**EXERCISE:** Repeat all of the records verbatim.

--- GIVEN INFORMATION ---

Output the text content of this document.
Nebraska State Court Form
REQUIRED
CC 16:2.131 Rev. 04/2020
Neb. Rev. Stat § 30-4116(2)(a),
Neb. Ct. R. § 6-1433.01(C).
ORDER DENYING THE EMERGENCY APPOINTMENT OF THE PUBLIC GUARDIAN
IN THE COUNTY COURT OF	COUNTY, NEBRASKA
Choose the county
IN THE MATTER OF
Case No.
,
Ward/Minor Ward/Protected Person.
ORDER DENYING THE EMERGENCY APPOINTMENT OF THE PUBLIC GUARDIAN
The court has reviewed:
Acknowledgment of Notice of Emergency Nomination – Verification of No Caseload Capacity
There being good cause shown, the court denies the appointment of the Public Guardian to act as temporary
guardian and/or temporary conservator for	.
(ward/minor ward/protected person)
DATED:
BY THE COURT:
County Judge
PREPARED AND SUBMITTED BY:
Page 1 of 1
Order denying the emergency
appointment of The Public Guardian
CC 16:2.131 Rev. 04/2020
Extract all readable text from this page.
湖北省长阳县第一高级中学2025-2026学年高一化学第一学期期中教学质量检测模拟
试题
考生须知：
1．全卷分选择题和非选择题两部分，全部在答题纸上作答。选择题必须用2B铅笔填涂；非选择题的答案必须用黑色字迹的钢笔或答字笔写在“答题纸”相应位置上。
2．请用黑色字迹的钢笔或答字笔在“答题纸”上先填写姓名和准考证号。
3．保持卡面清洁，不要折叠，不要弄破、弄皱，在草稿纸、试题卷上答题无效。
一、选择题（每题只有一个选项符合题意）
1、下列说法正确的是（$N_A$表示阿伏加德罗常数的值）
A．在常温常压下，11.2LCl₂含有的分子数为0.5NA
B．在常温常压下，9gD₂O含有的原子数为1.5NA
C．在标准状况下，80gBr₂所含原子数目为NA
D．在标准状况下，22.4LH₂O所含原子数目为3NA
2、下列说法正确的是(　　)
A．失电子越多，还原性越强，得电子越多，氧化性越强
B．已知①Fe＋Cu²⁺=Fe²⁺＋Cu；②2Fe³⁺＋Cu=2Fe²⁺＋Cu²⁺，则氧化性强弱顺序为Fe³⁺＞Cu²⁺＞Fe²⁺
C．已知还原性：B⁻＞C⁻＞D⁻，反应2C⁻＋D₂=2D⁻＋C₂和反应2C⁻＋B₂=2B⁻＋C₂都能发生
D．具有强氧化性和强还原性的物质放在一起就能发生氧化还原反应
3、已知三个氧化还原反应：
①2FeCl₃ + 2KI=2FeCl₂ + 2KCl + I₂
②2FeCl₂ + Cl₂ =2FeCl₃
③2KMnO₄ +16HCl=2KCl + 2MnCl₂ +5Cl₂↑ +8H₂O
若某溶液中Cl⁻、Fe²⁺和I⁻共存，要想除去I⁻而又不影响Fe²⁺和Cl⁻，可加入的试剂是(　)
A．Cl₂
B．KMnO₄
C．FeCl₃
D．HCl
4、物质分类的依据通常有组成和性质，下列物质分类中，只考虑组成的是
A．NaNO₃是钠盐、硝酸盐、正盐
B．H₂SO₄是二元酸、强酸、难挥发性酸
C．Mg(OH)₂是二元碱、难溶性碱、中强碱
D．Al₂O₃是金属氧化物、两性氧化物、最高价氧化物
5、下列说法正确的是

---

**ANSWER TO THE TASK:**
Output the text content of this document.
Nebraska State Court Form
REQUIRED
CC 16:2.131 Rev. 04/2020
Neb. Rev. Stat § 30-4116(2)(a),
Neb. Ct. R. § 6-1433.01(C).
ORDER DENYING THE EMERGENCY APPOINTMENT OF THE PUBLIC GUARDIAN
IN THE COUNTY COURT OF	COUNTY, NEBRASKA
Choose the county
IN THE MATTER OF
Case No.
,
Ward/Minor Ward/Protected Person.
ORDER DENYING THE EMERGENCY APPOINTMENT OF THE PUBLIC GUARDIAN
The court has reviewed:
Acknowledgment of Notice of Emergency Nomination – Verification of No Caseload Capacity
There being good cause shown, the court denies the appointment of the Public Guardian to act as temporary
guardian and/or temporary conservator for	.
(ward/minor ward/protected person)
DATED:
BY THE COURT:
County Judge
PREPARED AND SUBMITTED BY:
Page 1 of 1
Order denying the emergency
appointment of The Public Guardian
CC 16:2.131 Rev. 04/2020
Extract all readable text from this page.
湖北省长阳县第一高级中学2025-2026学年高一化学第一学期期中教学质量检测模拟
试题
考生须知：
1．全卷分选择题和非选择题两部分，全部在答题纸上作答。选择题必须用2B铅笔填涂；非选择题的答案必须用黑色字迹的钢笔或答字笔写在“答题纸”相应位置上。
2．请用黑色字迹的钢笔或答字笔在“答题纸”上先填写姓名和准考证号。
3．保持卡面清洁，不要折叠，不要弄破、弄皱，在草稿纸、试题卷上答题无效。
一、选择题（每题只有一个选项符合题意）
1、下列说法正确的是（$N_A$表示阿伏加德罗常数的值）
A．在常温常压下，11.2LCl₂含有的分子数为0.5NA
B．在常温常压下，9gD₂O含有的原子数为1.5NA
C．在标准状况下，80gBr₂所含原子数目为NA
D．在标准状况下，22.4LH₂O所含原子数目为3NA
2、下列说法正确的是(　　)
A．失电子越多，还原性越强，得电子越多，氧化性越强
B．已知①Fe＋Cu²⁺=Fe²⁺＋Cu；②2Fe³⁺＋Cu=2Fe²⁺＋Cu²⁺，则氧化性强弱顺序为Fe³⁺＞Cu²⁺＞Fe²⁺
C．已知还原性：B⁻＞C⁻＞D⁻，反应2C⁻＋D₂=2D⁻＋C₂和反应2C⁻＋B₂=2B⁻＋C₂都能发生
D．具有强氧化性和强还原性的物质放在一起就能发生氧化还原反应
3、已知三个氧化还原反应：
①2FeCl₃ + 2KI=2FeCl₂ + 2KCl + I₂
②2FeCl₂ + Cl₂ =2FeCl₃
③2KMnO₄ +16HCl=2KCl + 2MnCl₂ +5Cl₂↑ +8H₂O
若某溶液中Cl⁻、Fe²⁺和I⁻共存，要想除去I⁻而又不影响Fe²⁺和Cl⁻，可加入的试剂是(　)
A．Cl₂
B．KMnO₄
C．FeCl₃
D．HCl
4、物质分类的依据通常有组成和性质，下列物质分类中，只考虑组成的是
A．NaNO₃是钠盐、硝酸盐、正盐
B．H₂SO₄是二元酸、强酸、难挥发性酸
C．Mg(OH)₂是二元碱、难溶性碱、中强碱
D．Al₂O₃是金属氧化物、两性氧化物、最高价氧化物
5、下列说法正确的是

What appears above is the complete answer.